Segment Start: PASSAGE SHOWN

Growing up on Long Island, I used to go with my mom to Mary and Lil's Corsetieres in Woodbury to get fitted for custom bras. The frequency with which I'd go to Mary and Lil's was about the same as my combined doctor/dental visits for the year and I looked forward to the experience with about the same amount of positive anticipation. Picture a bunch of mostly middle-aged Long Island women (at least half were overweight if not obese) waiting in a small sitting area that was adjacent to the "dressing rooms" which were really just partitioned sections of the store set off with curtains. Kids and teens like myself who were there for their custom fit bras looked like they were waiting outside the principle's office, guilty of something but not sure what and reluctant to own it. 4-5 seamstresses would buzz around with bras and tape measurers strewn across their necks and arms, going in and out of the dressing areas with the drama of actresses making their entrance -- swoosh! -- and you can overhear each conversation between customer and seamstress where the former is beyond stressed out and the latter is trying to comfort her with endless bra options and an assuring voice. Well, you're a 38 E but these run really small...

Segment End: PASSAGE SHOWN
Segment Start: RECORDS

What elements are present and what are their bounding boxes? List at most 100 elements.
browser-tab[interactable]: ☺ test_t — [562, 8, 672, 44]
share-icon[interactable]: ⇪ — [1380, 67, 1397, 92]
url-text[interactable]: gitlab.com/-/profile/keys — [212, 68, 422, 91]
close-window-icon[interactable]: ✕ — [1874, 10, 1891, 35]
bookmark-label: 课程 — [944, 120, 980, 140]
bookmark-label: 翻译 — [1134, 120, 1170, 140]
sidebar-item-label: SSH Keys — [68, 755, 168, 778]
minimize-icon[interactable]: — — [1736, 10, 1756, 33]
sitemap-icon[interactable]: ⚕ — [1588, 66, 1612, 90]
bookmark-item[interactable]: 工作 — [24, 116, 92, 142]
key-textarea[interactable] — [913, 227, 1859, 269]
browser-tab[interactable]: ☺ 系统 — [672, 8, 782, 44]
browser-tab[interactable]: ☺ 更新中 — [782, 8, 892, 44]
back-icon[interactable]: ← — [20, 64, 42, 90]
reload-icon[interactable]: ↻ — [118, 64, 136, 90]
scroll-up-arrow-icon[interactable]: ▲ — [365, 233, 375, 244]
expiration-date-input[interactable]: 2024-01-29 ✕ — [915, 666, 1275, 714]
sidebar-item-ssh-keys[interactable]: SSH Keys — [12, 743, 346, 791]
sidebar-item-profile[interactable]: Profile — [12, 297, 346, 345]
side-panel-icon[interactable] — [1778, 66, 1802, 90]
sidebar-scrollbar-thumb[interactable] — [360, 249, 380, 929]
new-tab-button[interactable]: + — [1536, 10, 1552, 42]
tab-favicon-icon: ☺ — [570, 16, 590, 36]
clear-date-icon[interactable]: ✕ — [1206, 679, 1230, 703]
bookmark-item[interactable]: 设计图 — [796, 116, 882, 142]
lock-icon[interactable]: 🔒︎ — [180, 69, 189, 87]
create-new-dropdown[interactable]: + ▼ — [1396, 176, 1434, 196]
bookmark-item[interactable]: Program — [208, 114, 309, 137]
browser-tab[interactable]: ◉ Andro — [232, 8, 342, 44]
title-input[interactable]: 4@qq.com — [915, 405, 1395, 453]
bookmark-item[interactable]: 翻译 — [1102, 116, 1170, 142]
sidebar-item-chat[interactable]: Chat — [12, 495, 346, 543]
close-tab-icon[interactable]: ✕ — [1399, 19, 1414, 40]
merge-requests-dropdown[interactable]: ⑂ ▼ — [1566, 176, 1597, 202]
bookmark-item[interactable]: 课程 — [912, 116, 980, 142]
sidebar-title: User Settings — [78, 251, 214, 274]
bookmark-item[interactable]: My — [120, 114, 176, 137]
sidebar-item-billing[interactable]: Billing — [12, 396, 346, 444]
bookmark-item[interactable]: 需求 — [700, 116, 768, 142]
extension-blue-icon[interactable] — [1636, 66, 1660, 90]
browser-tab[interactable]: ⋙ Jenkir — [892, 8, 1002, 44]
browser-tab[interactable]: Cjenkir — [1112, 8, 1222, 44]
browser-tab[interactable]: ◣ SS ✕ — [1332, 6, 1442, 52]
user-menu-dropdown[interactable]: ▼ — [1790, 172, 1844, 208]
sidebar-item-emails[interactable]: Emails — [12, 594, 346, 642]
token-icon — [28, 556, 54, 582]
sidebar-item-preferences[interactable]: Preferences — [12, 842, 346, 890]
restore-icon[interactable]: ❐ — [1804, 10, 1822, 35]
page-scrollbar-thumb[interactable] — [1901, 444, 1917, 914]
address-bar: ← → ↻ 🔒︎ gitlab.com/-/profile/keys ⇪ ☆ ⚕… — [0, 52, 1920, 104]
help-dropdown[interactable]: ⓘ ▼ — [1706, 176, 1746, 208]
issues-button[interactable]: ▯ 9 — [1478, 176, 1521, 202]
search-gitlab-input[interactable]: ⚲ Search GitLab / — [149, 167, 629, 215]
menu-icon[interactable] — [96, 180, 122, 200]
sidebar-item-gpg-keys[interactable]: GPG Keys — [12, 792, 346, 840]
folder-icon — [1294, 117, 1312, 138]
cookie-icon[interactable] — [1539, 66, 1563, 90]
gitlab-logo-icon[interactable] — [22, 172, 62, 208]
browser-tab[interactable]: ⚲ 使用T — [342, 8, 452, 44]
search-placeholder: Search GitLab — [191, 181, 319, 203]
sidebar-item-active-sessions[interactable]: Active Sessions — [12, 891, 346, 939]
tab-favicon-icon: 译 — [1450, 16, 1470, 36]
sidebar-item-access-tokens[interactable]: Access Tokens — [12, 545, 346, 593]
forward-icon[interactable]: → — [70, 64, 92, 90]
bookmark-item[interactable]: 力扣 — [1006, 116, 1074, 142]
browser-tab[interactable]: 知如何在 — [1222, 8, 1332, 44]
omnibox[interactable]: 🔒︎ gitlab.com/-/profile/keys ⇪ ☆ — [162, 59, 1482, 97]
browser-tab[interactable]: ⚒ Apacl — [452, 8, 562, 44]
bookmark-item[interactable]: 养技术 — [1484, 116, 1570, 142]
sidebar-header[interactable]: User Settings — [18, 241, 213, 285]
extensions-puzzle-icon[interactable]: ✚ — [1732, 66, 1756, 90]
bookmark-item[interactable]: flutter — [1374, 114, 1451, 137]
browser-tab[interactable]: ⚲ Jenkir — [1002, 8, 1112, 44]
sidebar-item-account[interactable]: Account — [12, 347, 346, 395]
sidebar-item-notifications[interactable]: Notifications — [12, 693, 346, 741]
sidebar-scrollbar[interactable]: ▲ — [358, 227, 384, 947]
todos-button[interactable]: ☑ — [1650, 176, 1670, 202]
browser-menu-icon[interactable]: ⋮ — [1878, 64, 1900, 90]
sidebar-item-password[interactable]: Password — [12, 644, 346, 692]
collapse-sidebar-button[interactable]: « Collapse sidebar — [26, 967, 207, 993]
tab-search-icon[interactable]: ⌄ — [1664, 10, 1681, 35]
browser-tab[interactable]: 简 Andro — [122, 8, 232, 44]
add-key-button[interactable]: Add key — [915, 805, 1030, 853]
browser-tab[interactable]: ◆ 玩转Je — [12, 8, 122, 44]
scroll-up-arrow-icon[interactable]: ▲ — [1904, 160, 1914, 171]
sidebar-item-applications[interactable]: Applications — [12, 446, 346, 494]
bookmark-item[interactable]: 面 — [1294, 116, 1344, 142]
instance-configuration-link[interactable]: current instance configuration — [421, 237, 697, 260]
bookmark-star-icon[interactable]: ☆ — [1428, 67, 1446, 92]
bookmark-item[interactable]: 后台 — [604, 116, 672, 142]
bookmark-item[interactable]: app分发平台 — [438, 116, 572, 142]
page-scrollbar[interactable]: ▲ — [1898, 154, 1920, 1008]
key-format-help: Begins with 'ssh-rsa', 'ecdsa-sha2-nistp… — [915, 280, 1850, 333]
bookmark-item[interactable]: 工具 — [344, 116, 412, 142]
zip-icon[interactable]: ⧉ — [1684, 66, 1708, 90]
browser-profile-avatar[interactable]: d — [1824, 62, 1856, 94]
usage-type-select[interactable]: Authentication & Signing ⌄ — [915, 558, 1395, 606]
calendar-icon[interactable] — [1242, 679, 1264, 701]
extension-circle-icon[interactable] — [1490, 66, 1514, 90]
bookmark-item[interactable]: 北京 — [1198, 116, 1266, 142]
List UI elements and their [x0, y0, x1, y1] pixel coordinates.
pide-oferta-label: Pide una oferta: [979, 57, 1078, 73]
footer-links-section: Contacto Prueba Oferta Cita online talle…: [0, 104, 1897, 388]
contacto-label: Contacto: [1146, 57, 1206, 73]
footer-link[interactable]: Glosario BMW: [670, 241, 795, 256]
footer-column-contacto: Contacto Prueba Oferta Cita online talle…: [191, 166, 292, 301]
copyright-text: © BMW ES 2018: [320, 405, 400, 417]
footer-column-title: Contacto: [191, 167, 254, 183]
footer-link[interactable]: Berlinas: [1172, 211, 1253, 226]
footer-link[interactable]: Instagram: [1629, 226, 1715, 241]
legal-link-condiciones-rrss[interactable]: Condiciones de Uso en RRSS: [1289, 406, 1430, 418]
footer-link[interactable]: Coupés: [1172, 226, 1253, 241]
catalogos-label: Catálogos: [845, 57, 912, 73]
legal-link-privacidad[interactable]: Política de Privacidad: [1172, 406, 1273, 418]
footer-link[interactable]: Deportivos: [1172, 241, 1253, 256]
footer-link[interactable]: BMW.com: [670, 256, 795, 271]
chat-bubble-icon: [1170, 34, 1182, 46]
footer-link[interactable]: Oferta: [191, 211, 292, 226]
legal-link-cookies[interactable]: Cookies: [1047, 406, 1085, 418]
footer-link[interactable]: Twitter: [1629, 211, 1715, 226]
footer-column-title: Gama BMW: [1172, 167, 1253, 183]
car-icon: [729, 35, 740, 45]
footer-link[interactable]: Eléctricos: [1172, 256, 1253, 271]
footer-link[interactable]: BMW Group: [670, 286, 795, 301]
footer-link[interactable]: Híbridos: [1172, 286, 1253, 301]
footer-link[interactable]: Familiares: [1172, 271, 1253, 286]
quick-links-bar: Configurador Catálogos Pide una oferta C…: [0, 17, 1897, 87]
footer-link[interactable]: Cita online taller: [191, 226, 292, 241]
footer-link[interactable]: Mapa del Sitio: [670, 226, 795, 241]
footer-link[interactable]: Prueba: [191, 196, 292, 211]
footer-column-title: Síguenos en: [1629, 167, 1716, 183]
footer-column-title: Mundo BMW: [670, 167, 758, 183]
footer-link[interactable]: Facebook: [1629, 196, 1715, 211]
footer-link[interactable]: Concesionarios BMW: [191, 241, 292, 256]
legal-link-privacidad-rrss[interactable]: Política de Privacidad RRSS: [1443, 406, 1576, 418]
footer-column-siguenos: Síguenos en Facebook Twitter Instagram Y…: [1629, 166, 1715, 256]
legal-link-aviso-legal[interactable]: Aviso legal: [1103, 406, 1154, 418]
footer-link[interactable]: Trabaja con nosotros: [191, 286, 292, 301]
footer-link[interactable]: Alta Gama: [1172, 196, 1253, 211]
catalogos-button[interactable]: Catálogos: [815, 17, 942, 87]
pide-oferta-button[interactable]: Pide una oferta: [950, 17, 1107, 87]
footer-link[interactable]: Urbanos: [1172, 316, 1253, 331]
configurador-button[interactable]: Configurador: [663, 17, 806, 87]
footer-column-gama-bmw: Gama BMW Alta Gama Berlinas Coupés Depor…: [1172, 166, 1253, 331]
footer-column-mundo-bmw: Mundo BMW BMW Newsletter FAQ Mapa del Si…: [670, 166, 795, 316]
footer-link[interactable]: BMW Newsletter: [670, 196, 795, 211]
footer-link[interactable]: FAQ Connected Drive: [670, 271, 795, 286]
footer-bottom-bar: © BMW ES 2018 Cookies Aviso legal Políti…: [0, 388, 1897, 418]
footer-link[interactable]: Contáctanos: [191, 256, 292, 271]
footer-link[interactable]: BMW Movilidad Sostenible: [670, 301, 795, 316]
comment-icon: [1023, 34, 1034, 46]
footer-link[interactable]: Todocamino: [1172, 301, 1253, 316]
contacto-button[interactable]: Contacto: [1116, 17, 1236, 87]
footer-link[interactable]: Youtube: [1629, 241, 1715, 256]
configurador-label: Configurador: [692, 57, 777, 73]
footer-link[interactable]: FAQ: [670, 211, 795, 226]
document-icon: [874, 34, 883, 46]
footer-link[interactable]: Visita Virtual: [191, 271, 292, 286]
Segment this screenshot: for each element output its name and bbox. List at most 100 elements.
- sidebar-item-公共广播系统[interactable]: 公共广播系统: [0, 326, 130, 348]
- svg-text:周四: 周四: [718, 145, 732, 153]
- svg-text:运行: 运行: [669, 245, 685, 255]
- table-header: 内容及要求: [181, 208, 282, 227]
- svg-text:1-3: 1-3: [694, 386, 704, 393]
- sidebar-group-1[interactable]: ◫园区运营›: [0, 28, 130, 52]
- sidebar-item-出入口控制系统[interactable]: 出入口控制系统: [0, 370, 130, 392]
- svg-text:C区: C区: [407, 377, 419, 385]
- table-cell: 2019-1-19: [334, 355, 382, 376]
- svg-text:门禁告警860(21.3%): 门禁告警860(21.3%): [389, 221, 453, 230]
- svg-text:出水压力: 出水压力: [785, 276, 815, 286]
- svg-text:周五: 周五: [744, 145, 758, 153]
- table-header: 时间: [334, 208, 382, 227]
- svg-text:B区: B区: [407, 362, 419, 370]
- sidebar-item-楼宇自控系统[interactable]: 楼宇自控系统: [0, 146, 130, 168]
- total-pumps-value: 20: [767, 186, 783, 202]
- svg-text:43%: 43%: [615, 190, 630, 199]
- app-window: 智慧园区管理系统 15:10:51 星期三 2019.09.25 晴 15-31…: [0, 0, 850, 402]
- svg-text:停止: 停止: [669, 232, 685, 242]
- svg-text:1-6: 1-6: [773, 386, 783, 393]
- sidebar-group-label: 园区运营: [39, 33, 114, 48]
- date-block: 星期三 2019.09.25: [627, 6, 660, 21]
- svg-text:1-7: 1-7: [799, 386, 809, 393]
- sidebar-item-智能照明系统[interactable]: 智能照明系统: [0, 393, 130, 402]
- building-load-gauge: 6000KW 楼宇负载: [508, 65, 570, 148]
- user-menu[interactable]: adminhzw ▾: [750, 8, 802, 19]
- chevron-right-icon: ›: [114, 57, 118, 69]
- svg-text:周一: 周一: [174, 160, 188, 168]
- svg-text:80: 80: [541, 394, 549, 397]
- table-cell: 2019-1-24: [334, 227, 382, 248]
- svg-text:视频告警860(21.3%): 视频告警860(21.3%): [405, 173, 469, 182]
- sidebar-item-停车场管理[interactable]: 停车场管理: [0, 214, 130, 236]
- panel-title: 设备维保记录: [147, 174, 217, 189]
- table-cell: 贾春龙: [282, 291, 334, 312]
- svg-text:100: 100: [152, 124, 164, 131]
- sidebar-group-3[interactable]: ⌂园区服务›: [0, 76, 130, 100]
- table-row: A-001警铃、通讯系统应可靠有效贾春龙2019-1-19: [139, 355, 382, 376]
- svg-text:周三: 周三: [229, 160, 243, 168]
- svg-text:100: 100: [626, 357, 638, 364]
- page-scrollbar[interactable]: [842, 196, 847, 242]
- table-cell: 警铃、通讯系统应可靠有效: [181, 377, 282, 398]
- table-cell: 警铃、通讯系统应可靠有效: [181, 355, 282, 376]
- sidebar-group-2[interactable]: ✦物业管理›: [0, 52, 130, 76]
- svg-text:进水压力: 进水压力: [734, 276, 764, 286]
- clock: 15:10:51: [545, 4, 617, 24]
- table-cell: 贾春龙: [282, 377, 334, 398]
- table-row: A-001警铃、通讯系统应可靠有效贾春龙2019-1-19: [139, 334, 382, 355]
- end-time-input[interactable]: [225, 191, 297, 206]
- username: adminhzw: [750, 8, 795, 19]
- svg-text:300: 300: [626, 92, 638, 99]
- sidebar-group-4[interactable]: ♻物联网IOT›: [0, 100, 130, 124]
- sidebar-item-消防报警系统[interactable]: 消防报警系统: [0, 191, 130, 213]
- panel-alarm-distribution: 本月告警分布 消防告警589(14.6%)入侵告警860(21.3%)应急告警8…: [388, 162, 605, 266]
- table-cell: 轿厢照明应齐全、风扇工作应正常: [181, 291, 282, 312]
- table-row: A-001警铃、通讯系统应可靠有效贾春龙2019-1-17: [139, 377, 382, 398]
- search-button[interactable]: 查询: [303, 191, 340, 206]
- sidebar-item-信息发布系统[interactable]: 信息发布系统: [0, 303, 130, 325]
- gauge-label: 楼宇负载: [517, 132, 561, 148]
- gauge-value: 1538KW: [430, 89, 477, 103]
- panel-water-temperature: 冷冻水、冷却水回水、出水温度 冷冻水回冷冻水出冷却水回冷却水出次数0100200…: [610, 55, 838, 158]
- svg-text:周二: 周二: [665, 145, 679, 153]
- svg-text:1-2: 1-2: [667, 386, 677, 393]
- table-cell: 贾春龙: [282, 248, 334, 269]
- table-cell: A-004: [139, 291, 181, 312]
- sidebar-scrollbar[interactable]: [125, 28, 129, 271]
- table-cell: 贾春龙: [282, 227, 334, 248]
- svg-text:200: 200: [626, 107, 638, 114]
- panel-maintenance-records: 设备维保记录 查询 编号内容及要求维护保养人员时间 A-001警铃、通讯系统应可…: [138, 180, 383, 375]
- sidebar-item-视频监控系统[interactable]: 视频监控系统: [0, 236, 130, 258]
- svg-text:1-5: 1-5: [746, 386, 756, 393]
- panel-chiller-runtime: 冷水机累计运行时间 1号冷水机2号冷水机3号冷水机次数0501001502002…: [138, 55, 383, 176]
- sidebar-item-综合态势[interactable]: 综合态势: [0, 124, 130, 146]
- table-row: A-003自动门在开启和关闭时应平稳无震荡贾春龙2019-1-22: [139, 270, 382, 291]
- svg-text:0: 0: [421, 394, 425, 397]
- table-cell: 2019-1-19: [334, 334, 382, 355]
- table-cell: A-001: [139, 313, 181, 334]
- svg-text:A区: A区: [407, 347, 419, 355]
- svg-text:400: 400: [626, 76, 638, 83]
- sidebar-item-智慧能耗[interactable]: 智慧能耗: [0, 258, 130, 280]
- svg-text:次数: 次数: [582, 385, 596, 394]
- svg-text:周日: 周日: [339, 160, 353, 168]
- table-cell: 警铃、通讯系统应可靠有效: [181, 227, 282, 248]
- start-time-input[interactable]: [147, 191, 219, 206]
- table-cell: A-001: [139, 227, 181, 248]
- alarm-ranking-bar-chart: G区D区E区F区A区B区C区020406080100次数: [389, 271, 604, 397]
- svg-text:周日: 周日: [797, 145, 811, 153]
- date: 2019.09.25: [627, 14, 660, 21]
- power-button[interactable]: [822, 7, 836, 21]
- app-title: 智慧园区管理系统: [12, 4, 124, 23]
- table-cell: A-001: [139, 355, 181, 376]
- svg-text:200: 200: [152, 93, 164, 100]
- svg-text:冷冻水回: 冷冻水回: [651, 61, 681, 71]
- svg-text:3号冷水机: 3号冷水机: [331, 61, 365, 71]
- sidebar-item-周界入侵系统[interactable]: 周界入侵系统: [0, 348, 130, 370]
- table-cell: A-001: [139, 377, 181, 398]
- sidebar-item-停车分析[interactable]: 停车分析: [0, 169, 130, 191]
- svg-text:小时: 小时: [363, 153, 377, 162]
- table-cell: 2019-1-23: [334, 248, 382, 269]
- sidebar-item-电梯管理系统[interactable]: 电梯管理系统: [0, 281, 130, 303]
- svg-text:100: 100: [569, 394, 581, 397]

Segment End: RECORDS

- PROMPT: In the passage about bra fittings on Long Island, what was the name of the store, and in which town was it located?

- EXPECTED ANSWER: Mary and Lil's Corsetieres, in Woodbury.